■ **Work required**: Print all entries precisely as they are written.

==============================

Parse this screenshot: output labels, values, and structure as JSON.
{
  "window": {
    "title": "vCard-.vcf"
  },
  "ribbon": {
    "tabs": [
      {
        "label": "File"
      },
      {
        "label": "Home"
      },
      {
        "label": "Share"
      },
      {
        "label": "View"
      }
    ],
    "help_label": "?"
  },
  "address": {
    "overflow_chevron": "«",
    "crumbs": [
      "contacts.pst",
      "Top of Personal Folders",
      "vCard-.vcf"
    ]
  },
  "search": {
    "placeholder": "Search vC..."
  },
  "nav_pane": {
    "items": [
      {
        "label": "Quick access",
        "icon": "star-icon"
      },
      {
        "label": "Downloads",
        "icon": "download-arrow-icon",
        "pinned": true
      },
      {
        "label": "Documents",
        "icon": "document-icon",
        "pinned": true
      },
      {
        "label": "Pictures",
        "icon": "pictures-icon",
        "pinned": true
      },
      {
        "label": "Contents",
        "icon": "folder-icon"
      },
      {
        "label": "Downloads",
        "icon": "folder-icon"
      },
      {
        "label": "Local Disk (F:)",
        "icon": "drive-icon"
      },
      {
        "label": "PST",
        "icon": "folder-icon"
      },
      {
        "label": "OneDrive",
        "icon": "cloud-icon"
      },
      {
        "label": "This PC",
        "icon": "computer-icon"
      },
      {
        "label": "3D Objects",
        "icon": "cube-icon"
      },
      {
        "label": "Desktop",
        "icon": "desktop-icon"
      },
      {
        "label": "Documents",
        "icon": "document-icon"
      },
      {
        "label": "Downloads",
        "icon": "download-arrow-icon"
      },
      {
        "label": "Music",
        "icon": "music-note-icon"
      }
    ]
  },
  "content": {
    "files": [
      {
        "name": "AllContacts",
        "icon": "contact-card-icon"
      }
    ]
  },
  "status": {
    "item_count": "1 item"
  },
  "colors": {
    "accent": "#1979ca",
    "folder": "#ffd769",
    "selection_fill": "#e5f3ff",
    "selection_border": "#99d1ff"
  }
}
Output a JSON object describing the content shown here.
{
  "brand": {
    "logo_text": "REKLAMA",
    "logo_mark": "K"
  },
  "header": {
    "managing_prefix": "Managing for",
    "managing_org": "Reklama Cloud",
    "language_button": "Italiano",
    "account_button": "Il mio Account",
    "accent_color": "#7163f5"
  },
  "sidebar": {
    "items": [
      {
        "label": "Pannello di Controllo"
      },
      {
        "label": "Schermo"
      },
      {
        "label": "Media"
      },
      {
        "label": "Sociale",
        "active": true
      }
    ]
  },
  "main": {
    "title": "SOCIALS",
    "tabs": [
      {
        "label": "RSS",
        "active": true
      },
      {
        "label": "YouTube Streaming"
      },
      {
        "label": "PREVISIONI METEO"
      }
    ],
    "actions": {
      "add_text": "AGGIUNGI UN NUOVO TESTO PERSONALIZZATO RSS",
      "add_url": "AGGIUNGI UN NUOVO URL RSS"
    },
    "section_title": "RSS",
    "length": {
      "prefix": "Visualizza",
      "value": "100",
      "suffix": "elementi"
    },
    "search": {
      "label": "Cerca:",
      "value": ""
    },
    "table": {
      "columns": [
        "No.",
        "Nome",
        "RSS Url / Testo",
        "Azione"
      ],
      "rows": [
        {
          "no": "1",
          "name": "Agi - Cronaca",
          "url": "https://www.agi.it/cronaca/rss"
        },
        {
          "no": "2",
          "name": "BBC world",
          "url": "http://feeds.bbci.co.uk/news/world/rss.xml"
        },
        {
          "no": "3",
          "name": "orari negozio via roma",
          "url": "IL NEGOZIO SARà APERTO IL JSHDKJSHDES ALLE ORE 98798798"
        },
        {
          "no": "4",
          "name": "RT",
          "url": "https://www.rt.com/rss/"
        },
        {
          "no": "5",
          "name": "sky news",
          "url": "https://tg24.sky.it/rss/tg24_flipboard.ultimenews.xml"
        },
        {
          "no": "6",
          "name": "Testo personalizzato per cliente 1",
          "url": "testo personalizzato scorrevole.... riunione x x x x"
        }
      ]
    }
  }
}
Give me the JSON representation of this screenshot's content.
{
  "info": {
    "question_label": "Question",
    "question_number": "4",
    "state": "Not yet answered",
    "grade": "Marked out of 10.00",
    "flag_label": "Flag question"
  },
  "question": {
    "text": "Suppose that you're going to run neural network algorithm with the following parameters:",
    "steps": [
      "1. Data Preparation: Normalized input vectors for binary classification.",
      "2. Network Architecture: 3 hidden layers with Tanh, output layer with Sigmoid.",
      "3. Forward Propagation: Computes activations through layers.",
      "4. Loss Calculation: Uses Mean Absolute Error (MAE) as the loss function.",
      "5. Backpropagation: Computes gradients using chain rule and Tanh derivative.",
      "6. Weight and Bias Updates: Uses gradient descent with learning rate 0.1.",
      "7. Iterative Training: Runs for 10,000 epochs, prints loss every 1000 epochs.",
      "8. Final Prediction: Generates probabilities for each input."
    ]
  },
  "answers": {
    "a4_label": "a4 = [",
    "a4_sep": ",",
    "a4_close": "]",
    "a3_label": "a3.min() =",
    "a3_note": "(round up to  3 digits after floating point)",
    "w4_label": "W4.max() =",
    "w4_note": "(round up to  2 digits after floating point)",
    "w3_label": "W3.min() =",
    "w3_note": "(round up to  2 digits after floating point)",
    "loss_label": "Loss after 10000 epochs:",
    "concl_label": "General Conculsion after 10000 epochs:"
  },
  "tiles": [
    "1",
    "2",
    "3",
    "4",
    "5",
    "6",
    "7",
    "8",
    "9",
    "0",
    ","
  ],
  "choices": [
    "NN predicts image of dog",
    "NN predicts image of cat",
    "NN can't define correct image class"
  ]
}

==============================

■ **Correct result**:
Parse this screenshot: output labels, values, and structure as JSON.
{
  "window": {
    "title": "vCard-.vcf"
  },
  "ribbon": {
    "tabs": [
      {
        "label": "File"
      },
      {
        "label": "Home"
      },
      {
        "label": "Share"
      },
      {
        "label": "View"
      }
    ],
    "help_label": "?"
  },
  "address": {
    "overflow_chevron": "«",
    "crumbs": [
      "contacts.pst",
      "Top of Personal Folders",
      "vCard-.vcf"
    ]
  },
  "search": {
    "placeholder": "Search vC..."
  },
  "nav_pane": {
    "items": [
      {
        "label": "Quick access",
        "icon": "star-icon"
      },
      {
        "label": "Downloads",
        "icon": "download-arrow-icon",
        "pinned": true
      },
      {
        "label": "Documents",
        "icon": "document-icon",
        "pinned": true
      },
      {
        "label": "Pictures",
        "icon": "pictures-icon",
        "pinned": true
      },
      {
        "label": "Contents",
        "icon": "folder-icon"
      },
      {
        "label": "Downloads",
        "icon": "folder-icon"
      },
      {
        "label": "Local Disk (F:)",
        "icon": "drive-icon"
      },
      {
        "label": "PST",
        "icon": "folder-icon"
      },
      {
        "label": "OneDrive",
        "icon": "cloud-icon"
      },
      {
        "label": "This PC",
        "icon": "computer-icon"
      },
      {
        "label": "3D Objects",
        "icon": "cube-icon"
      },
      {
        "label": "Desktop",
        "icon": "desktop-icon"
      },
      {
        "label": "Documents",
        "icon": "document-icon"
      },
      {
        "label": "Downloads",
        "icon": "download-arrow-icon"
      },
      {
        "label": "Music",
        "icon": "music-note-icon"
      }
    ]
  },
  "content": {
    "files": [
      {
        "name": "AllContacts",
        "icon": "contact-card-icon"
      }
    ]
  },
  "status": {
    "item_count": "1 item"
  },
  "colors": {
    "accent": "#1979ca",
    "folder": "#ffd769",
    "selection_fill": "#e5f3ff",
    "selection_border": "#99d1ff"
  }
}
Output a JSON object describing the content shown here.
{
  "brand": {
    "logo_text": "REKLAMA",
    "logo_mark": "K"
  },
  "header": {
    "managing_prefix": "Managing for",
    "managing_org": "Reklama Cloud",
    "language_button": "Italiano",
    "account_button": "Il mio Account",
    "accent_color": "#7163f5"
  },
  "sidebar": {
    "items": [
      {
        "label": "Pannello di Controllo"
      },
      {
        "label": "Schermo"
      },
      {
        "label": "Media"
      },
      {
        "label": "Sociale",
        "active": true
      }
    ]
  },
  "main": {
    "title": "SOCIALS",
    "tabs": [
      {
        "label": "RSS",
        "active": true
      },
      {
        "label": "YouTube Streaming"
      },
      {
        "label": "PREVISIONI METEO"
      }
    ],
    "actions": {
      "add_text": "AGGIUNGI UN NUOVO TESTO PERSONALIZZATO RSS",
      "add_url": "AGGIUNGI UN NUOVO URL RSS"
    },
    "section_title": "RSS",
    "length": {
      "prefix": "Visualizza",
      "value": "100",
      "suffix": "elementi"
    },
    "search": {
      "label": "Cerca:",
      "value": ""
    },
    "table": {
      "columns": [
        "No.",
        "Nome",
        "RSS Url / Testo",
        "Azione"
      ],
      "rows": [
        {
          "no": "1",
          "name": "Agi - Cronaca",
          "url": "https://www.agi.it/cronaca/rss"
        },
        {
          "no": "2",
          "name": "BBC world",
          "url": "http://feeds.bbci.co.uk/news/world/rss.xml"
        },
        {
          "no": "3",
          "name": "orari negozio via roma",
          "url": "IL NEGOZIO SARà APERTO IL JSHDKJSHDES ALLE ORE 98798798"
        },
        {
          "no": "4",
          "name": "RT",
          "url": "https://www.rt.com/rss/"
        },
        {
          "no": "5",
          "name": "sky news",
          "url": "https://tg24.sky.it/rss/tg24_flipboard.ultimenews.xml"
        },
        {
          "no": "6",
          "name": "Testo personalizzato per cliente 1",
          "url": "testo personalizzato scorrevole.... riunione x x x x"
        }
      ]
    }
  }
}
Give me the JSON representation of this screenshot's content.
{
  "info": {
    "question_label": "Question",
    "question_number": "4",
    "state": "Not yet answered",
    "grade": "Marked out of 10.00",
    "flag_label": "Flag question"
  },
  "question": {
    "text": "Suppose that you're going to run neural network algorithm with the following parameters:",
    "steps": [
      "1. Data Preparation: Normalized input vectors for binary classification.",
      "2. Network Architecture: 3 hidden layers with Tanh, output layer with Sigmoid.",
      "3. Forward Propagation: Computes activations through layers.",
      "4. Loss Calculation: Uses Mean Absolute Error (MAE) as the loss function.",
      "5. Backpropagation: Computes gradients using chain rule and Tanh derivative.",
      "6. Weight and Bias Updates: Uses gradient descent with learning rate 0.1.",
      "7. Iterative Training: Runs for 10,000 epochs, prints loss every 1000 epochs.",
      "8. Final Prediction: Generates probabilities for each input."
    ]
  },
  "answers": {
    "a4_label": "a4 = [",
    "a4_sep": ",",
    "a4_close": "]",
    "a3_label": "a3.min() =",
    "a3_note": "(round up to  3 digits after floating point)",
    "w4_label": "W4.max() =",
    "w4_note": "(round up to  2 digits after floating point)",
    "w3_label": "W3.min() =",
    "w3_note": "(round up to  2 digits after floating point)",
    "loss_label": "Loss after 10000 epochs:",
    "concl_label": "General Conculsion after 10000 epochs:"
  },
  "tiles": [
    "1",
    "2",
    "3",
    "4",
    "5",
    "6",
    "7",
    "8",
    "9",
    "0",
    ","
  ],
  "choices": [
    "NN predicts image of dog",
    "NN predicts image of cat",
    "NN can't define correct image class"
  ]
}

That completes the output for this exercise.